Instruction
Copy out every line in which the string "ylabel" occurs.

***

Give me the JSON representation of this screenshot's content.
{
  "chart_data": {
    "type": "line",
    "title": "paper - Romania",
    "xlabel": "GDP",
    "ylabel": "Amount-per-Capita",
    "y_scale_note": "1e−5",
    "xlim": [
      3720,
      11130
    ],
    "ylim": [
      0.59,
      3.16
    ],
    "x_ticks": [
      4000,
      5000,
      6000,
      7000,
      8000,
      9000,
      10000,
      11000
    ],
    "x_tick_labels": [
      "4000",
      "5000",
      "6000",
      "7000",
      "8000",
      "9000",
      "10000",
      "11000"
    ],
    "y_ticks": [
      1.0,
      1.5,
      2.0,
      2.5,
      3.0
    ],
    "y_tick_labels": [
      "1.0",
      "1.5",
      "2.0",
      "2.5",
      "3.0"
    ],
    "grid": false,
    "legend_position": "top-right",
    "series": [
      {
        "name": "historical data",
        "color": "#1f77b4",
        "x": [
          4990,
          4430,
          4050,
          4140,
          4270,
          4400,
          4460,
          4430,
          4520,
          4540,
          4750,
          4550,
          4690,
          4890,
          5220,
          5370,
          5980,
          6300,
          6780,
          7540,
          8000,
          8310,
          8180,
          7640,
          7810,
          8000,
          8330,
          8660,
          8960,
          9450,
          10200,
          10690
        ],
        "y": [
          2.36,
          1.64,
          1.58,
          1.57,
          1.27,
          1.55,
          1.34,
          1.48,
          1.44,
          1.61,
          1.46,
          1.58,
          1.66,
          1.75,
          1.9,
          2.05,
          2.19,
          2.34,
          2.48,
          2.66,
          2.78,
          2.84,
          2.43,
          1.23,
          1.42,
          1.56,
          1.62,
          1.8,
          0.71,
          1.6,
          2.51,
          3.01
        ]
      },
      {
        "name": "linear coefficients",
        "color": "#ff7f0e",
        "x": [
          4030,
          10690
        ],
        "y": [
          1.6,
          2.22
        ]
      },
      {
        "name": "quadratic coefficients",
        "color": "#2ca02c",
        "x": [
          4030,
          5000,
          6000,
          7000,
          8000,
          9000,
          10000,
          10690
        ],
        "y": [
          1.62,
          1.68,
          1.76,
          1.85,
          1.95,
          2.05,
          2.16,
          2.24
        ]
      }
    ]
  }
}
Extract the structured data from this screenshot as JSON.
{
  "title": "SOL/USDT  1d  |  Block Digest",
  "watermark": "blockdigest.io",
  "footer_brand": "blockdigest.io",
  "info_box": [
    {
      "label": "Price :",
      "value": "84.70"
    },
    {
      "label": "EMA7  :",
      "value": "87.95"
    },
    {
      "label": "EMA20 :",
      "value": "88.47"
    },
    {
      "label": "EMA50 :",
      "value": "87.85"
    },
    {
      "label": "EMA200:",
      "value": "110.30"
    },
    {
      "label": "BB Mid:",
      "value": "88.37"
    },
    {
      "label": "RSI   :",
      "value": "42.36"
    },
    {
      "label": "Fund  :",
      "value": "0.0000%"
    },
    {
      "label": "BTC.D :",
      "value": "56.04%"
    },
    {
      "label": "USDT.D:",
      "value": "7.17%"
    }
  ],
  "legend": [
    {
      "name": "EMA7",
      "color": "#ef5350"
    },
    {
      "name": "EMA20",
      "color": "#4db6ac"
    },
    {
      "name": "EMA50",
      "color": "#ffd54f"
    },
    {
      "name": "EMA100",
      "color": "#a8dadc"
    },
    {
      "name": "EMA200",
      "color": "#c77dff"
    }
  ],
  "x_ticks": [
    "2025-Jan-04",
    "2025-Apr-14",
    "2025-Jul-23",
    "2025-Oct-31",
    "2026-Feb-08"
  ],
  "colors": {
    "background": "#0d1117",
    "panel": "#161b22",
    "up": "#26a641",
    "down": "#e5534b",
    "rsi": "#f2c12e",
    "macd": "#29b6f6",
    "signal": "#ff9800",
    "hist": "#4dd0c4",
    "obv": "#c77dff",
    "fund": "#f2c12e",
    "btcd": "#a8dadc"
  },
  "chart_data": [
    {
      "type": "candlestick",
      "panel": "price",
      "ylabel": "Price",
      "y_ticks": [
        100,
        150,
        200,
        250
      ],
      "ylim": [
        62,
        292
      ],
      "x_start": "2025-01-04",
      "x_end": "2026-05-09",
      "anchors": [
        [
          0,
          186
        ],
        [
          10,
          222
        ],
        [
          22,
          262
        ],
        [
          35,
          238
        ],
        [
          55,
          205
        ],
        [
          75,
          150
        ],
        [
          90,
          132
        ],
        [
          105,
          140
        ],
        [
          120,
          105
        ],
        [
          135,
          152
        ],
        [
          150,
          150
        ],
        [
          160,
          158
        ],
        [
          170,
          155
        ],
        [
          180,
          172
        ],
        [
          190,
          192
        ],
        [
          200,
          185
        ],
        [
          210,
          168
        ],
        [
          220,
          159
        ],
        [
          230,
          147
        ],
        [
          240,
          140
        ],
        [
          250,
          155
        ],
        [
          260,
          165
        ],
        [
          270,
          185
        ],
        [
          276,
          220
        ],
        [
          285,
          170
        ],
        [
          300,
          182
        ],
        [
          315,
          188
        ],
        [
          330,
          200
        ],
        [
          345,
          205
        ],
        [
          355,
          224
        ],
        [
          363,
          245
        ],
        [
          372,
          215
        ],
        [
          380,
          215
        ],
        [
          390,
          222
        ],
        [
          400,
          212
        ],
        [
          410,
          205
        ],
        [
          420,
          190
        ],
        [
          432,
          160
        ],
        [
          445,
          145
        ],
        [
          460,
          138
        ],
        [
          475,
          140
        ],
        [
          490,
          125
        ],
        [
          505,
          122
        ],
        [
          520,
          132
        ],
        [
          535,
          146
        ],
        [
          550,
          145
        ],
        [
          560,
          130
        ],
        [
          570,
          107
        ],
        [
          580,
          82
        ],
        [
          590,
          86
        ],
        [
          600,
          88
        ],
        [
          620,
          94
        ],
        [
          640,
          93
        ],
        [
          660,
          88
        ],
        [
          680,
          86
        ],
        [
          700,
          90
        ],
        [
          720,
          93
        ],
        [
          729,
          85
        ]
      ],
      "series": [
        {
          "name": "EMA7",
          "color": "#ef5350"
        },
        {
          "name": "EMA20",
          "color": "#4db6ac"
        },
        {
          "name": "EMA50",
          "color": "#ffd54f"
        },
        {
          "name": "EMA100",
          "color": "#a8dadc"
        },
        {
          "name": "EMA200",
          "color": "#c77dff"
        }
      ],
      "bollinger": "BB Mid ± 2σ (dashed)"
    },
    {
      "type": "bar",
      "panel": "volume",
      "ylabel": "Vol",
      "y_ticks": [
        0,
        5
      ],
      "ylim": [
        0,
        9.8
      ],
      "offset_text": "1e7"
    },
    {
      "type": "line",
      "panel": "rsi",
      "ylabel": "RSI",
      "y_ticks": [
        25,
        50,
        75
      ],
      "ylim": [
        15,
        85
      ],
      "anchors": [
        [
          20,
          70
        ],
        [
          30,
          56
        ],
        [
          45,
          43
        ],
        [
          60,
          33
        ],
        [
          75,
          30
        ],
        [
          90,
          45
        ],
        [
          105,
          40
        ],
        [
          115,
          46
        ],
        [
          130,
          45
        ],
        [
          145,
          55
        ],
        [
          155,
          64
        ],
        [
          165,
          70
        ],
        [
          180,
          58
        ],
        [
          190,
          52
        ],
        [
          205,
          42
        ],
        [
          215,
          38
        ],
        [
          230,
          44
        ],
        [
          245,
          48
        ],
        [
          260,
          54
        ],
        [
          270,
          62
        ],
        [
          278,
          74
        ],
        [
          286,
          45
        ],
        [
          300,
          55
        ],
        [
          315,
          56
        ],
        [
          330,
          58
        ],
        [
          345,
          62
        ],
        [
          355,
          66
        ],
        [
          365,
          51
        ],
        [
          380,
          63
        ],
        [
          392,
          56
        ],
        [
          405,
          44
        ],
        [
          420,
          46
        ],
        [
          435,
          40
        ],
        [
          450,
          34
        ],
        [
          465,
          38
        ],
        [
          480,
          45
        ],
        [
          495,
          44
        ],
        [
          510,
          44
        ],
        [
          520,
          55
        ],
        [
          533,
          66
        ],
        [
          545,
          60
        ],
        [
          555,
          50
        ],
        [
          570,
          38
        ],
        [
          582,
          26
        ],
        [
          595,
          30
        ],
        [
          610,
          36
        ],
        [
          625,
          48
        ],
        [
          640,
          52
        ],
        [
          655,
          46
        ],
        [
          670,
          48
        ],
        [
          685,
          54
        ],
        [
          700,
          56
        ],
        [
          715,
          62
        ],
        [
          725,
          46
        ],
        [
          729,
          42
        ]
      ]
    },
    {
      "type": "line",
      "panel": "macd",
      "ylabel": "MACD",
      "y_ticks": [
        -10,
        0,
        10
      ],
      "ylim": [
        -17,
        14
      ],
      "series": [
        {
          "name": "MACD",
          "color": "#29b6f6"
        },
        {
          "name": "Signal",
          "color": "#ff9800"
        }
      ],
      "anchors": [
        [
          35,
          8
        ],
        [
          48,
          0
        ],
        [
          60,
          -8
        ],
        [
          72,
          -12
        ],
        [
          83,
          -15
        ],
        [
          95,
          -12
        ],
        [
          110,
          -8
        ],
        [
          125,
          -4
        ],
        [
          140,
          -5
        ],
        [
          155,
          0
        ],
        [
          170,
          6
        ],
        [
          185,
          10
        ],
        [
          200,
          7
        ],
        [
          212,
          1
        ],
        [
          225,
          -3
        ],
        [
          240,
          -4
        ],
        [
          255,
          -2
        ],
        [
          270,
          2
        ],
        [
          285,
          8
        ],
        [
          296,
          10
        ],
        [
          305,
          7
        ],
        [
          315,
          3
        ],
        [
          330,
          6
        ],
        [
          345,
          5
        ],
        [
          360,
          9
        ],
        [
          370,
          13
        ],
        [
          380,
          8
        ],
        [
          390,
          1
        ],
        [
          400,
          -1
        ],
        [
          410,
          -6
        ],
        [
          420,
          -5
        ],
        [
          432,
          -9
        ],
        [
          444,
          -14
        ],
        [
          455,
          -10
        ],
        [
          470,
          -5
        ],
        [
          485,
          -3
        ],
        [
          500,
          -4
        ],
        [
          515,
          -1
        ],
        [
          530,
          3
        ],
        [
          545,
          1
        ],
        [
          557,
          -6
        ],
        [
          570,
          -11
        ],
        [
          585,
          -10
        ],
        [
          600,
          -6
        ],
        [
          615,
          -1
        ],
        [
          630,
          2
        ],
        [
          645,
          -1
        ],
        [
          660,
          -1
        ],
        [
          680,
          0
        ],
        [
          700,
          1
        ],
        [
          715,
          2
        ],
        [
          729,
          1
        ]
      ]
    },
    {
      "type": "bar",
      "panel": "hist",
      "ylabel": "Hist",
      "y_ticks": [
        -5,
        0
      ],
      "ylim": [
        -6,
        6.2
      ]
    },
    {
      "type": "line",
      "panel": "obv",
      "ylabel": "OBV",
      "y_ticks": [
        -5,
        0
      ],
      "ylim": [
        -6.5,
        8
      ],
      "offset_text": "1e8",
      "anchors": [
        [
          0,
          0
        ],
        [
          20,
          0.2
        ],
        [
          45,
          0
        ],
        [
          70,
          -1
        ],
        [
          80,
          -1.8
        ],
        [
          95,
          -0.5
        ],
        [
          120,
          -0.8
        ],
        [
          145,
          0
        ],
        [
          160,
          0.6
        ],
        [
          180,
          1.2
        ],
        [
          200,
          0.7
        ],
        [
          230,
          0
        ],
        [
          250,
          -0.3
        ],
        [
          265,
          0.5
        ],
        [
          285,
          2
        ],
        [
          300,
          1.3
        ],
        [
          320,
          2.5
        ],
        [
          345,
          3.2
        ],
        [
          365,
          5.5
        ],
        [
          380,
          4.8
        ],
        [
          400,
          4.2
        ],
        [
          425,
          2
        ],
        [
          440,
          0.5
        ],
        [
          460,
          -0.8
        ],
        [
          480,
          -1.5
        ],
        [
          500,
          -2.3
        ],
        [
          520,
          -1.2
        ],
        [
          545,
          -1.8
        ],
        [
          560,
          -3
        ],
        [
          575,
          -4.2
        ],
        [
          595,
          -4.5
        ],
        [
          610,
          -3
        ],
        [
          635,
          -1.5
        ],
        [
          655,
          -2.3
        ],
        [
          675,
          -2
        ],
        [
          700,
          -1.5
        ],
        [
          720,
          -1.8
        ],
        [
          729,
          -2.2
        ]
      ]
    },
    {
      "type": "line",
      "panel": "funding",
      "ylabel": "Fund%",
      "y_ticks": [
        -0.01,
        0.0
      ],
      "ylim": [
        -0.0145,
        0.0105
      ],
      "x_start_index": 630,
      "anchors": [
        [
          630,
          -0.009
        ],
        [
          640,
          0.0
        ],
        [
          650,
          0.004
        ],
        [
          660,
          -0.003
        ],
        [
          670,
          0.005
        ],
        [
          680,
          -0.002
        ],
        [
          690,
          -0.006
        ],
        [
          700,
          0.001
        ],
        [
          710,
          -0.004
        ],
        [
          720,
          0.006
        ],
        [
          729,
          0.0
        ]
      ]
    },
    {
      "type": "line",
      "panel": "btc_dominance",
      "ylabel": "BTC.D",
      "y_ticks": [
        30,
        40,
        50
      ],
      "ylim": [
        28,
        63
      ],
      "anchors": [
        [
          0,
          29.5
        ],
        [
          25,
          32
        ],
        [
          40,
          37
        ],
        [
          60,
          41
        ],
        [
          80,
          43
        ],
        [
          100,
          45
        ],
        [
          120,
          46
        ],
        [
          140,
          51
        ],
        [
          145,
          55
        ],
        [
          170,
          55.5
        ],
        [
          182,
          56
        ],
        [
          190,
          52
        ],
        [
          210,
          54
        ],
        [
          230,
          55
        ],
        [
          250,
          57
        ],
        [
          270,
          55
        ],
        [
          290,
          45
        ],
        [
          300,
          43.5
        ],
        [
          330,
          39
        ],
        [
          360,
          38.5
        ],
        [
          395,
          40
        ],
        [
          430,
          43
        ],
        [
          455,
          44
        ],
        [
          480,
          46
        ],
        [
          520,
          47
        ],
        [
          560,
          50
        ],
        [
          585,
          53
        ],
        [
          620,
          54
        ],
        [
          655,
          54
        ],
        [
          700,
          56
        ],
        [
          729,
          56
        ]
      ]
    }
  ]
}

***

Worked answer
    "ylabel": "Amount-per-Capita",
      "ylabel": "Price",
      "ylabel": "Vol",
      "ylabel": "RSI",
      "ylabel": "MACD",
      "ylabel": "Hist",
      "ylabel": "OBV",
      "ylabel": "Fund%",
      "ylabel": "BTC.D",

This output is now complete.